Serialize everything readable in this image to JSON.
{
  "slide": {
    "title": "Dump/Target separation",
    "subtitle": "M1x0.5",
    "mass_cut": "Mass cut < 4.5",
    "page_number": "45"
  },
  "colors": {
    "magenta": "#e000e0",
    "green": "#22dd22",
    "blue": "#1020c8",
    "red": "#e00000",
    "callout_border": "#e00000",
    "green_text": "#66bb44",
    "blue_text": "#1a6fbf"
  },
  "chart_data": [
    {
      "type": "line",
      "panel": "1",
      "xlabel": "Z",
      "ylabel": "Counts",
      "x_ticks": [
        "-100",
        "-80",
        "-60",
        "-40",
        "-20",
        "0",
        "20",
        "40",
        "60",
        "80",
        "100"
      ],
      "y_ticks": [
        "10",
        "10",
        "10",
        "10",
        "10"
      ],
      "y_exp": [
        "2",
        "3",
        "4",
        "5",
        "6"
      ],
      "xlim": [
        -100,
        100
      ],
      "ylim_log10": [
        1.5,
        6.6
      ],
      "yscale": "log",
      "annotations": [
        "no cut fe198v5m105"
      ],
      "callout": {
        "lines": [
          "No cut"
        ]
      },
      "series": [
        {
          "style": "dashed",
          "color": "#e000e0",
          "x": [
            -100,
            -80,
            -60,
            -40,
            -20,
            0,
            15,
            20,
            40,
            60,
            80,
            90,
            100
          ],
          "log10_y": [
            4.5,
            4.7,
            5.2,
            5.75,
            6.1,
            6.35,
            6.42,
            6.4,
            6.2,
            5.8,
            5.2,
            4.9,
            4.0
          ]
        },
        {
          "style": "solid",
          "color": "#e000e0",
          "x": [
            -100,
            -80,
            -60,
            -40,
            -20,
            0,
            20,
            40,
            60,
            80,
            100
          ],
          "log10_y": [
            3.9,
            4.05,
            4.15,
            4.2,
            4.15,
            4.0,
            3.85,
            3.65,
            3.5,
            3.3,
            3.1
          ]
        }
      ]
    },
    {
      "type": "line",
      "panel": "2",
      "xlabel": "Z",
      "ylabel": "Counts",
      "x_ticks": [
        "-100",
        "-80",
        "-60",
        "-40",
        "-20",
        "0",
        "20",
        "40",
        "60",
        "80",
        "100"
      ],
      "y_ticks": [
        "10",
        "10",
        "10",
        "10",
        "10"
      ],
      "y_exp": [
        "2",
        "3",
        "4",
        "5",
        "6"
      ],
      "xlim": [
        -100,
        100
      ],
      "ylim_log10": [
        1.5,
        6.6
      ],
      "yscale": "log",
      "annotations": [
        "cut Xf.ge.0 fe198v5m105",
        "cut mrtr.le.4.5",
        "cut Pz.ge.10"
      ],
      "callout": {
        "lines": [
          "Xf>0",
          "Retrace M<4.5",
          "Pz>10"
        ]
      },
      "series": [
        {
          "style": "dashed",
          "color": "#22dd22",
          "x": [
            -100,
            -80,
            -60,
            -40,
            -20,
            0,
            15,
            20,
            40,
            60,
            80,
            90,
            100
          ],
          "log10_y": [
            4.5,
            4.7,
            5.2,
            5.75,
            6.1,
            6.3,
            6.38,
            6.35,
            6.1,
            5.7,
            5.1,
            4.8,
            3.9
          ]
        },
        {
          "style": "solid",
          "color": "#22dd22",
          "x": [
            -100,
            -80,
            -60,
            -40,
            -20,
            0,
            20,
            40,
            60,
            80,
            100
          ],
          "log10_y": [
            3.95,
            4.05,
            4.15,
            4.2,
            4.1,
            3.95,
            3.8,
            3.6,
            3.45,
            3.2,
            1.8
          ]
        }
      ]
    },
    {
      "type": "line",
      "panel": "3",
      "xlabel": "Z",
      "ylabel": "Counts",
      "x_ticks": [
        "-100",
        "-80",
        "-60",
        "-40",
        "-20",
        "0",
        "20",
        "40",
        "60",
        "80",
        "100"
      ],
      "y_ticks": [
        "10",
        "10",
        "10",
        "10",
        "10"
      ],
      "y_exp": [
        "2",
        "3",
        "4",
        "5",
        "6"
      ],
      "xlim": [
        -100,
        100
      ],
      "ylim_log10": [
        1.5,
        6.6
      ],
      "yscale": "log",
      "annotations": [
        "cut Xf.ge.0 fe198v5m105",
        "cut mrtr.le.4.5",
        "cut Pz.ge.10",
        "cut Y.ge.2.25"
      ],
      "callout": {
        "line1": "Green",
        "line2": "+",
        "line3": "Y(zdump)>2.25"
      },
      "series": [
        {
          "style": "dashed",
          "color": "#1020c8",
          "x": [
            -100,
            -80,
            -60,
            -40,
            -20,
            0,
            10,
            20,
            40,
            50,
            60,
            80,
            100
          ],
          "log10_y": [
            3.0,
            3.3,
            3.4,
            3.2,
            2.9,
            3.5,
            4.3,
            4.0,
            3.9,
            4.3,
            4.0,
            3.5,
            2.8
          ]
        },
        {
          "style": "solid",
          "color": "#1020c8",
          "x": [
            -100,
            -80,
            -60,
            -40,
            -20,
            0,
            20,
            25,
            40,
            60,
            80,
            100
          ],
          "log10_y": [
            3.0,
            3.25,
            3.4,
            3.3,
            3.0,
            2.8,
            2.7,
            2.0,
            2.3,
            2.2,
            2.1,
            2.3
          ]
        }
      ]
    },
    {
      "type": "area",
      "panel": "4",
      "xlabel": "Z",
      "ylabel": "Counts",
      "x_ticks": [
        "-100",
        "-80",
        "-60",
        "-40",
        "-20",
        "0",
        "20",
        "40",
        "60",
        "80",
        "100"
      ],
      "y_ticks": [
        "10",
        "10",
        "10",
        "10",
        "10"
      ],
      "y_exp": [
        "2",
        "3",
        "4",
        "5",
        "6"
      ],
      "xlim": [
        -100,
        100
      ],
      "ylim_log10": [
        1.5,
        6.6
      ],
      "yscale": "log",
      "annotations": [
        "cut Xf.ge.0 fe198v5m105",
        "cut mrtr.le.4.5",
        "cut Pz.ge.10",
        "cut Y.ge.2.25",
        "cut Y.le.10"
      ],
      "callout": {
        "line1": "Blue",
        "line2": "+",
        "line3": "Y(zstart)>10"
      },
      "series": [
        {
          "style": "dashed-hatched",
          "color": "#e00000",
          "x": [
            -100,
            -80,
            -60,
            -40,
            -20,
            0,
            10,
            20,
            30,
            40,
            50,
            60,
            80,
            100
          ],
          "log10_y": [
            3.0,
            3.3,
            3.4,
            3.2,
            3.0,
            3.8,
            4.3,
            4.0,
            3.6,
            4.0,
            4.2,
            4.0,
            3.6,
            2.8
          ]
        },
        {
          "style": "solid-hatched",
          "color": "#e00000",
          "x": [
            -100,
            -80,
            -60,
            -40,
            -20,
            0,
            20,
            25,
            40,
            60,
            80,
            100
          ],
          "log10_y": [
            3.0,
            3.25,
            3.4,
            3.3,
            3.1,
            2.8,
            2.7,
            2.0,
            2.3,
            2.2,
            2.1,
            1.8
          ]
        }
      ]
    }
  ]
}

□ □ □ □ □

DIRECTIONS » Each line above must be printed exactly as it appears.

WRITTEN SOLUTION »
Serialize everything readable in this image to JSON.
{
  "slide": {
    "title": "Dump/Target separation",
    "subtitle": "M1x0.5",
    "mass_cut": "Mass cut < 4.5",
    "page_number": "45"
  },
  "colors": {
    "magenta": "#e000e0",
    "green": "#22dd22",
    "blue": "#1020c8",
    "red": "#e00000",
    "callout_border": "#e00000",
    "green_text": "#66bb44",
    "blue_text": "#1a6fbf"
  },
  "chart_data": [
    {
      "type": "line",
      "panel": "1",
      "xlabel": "Z",
      "ylabel": "Counts",
      "x_ticks": [
        "-100",
        "-80",
        "-60",
        "-40",
        "-20",
        "0",
        "20",
        "40",
        "60",
        "80",
        "100"
      ],
      "y_ticks": [
        "10",
        "10",
        "10",
        "10",
        "10"
      ],
      "y_exp": [
        "2",
        "3",
        "4",
        "5",
        "6"
      ],
      "xlim": [
        -100,
        100
      ],
      "ylim_log10": [
        1.5,
        6.6
      ],
      "yscale": "log",
      "annotations": [
        "no cut fe198v5m105"
      ],
      "callout": {
        "lines": [
          "No cut"
        ]
      },
      "series": [
        {
          "style": "dashed",
          "color": "#e000e0",
          "x": [
            -100,
            -80,
            -60,
            -40,
            -20,
            0,
            15,
            20,
            40,
            60,
            80,
            90,
            100
          ],
          "log10_y": [
            4.5,
            4.7,
            5.2,
            5.75,
            6.1,
            6.35,
            6.42,
            6.4,
            6.2,
            5.8,
            5.2,
            4.9,
            4.0
          ]
        },
        {
          "style": "solid",
          "color": "#e000e0",
          "x": [
            -100,
            -80,
            -60,
            -40,
            -20,
            0,
            20,
            40,
            60,
            80,
            100
          ],
          "log10_y": [
            3.9,
            4.05,
            4.15,
            4.2,
            4.15,
            4.0,
            3.85,
            3.65,
            3.5,
            3.3,
            3.1
          ]
        }
      ]
    },
    {
      "type": "line",
      "panel": "2",
      "xlabel": "Z",
      "ylabel": "Counts",
      "x_ticks": [
        "-100",
        "-80",
        "-60",
        "-40",
        "-20",
        "0",
        "20",
        "40",
        "60",
        "80",
        "100"
      ],
      "y_ticks": [
        "10",
        "10",
        "10",
        "10",
        "10"
      ],
      "y_exp": [
        "2",
        "3",
        "4",
        "5",
        "6"
      ],
      "xlim": [
        -100,
        100
      ],
      "ylim_log10": [
        1.5,
        6.6
      ],
      "yscale": "log",
      "annotations": [
        "cut Xf.ge.0 fe198v5m105",
        "cut mrtr.le.4.5",
        "cut Pz.ge.10"
      ],
      "callout": {
        "lines": [
          "Xf>0",
          "Retrace M<4.5",
          "Pz>10"
        ]
      },
      "series": [
        {
          "style": "dashed",
          "color": "#22dd22",
          "x": [
            -100,
            -80,
            -60,
            -40,
            -20,
            0,
            15,
            20,
            40,
            60,
            80,
            90,
            100
          ],
          "log10_y": [
            4.5,
            4.7,
            5.2,
            5.75,
            6.1,
            6.3,
            6.38,
            6.35,
            6.1,
            5.7,
            5.1,
            4.8,
            3.9
          ]
        },
        {
          "style": "solid",
          "color": "#22dd22",
          "x": [
            -100,
            -80,
            -60,
            -40,
            -20,
            0,
            20,
            40,
            60,
            80,
            100
          ],
          "log10_y": [
            3.95,
            4.05,
            4.15,
            4.2,
            4.1,
            3.95,
            3.8,
            3.6,
            3.45,
            3.2,
            1.8
          ]
        }
      ]
    },
    {
      "type": "line",
      "panel": "3",
      "xlabel": "Z",
      "ylabel": "Counts",
      "x_ticks": [
        "-100",
        "-80",
        "-60",
        "-40",
        "-20",
        "0",
        "20",
        "40",
        "60",
        "80",
        "100"
      ],
      "y_ticks": [
        "10",
        "10",
        "10",
        "10",
        "10"
      ],
      "y_exp": [
        "2",
        "3",
        "4",
        "5",
        "6"
      ],
      "xlim": [
        -100,
        100
      ],
      "ylim_log10": [
        1.5,
        6.6
      ],
      "yscale": "log",
      "annotations": [
        "cut Xf.ge.0 fe198v5m105",
        "cut mrtr.le.4.5",
        "cut Pz.ge.10",
        "cut Y.ge.2.25"
      ],
      "callout": {
        "line1": "Green",
        "line2": "+",
        "line3": "Y(zdump)>2.25"
      },
      "series": [
        {
          "style": "dashed",
          "color": "#1020c8",
          "x": [
            -100,
            -80,
            -60,
            -40,
            -20,
            0,
            10,
            20,
            40,
            50,
            60,
            80,
            100
          ],
          "log10_y": [
            3.0,
            3.3,
            3.4,
            3.2,
            2.9,
            3.5,
            4.3,
            4.0,
            3.9,
            4.3,
            4.0,
            3.5,
            2.8
          ]
        },
        {
          "style": "solid",
          "color": "#1020c8",
          "x": [
            -100,
            -80,
            -60,
            -40,
            -20,
            0,
            20,
            25,
            40,
            60,
            80,
            100
          ],
          "log10_y": [
            3.0,
            3.25,
            3.4,
            3.3,
            3.0,
            2.8,
            2.7,
            2.0,
            2.3,
            2.2,
            2.1,
            2.3
          ]
        }
      ]
    },
    {
      "type": "area",
      "panel": "4",
      "xlabel": "Z",
      "ylabel": "Counts",
      "x_ticks": [
        "-100",
        "-80",
        "-60",
        "-40",
        "-20",
        "0",
        "20",
        "40",
        "60",
        "80",
        "100"
      ],
      "y_ticks": [
        "10",
        "10",
        "10",
        "10",
        "10"
      ],
      "y_exp": [
        "2",
        "3",
        "4",
        "5",
        "6"
      ],
      "xlim": [
        -100,
        100
      ],
      "ylim_log10": [
        1.5,
        6.6
      ],
      "yscale": "log",
      "annotations": [
        "cut Xf.ge.0 fe198v5m105",
        "cut mrtr.le.4.5",
        "cut Pz.ge.10",
        "cut Y.ge.2.25",
        "cut Y.le.10"
      ],
      "callout": {
        "line1": "Blue",
        "line2": "+",
        "line3": "Y(zstart)>10"
      },
      "series": [
        {
          "style": "dashed-hatched",
          "color": "#e00000",
          "x": [
            -100,
            -80,
            -60,
            -40,
            -20,
            0,
            10,
            20,
            30,
            40,
            50,
            60,
            80,
            100
          ],
          "log10_y": [
            3.0,
            3.3,
            3.4,
            3.2,
            3.0,
            3.8,
            4.3,
            4.0,
            3.6,
            4.0,
            4.2,
            4.0,
            3.6,
            2.8
          ]
        },
        {
          "style": "solid-hatched",
          "color": "#e00000",
          "x": [
            -100,
            -80,
            -60,
            -40,
            -20,
            0,
            20,
            25,
            40,
            60,
            80,
            100
          ],
          "log10_y": [
            3.0,
            3.25,
            3.4,
            3.3,
            3.1,
            2.8,
            2.7,
            2.0,
            2.3,
            2.2,
            2.1,
            1.8
          ]
        }
      ]
    }
  ]
}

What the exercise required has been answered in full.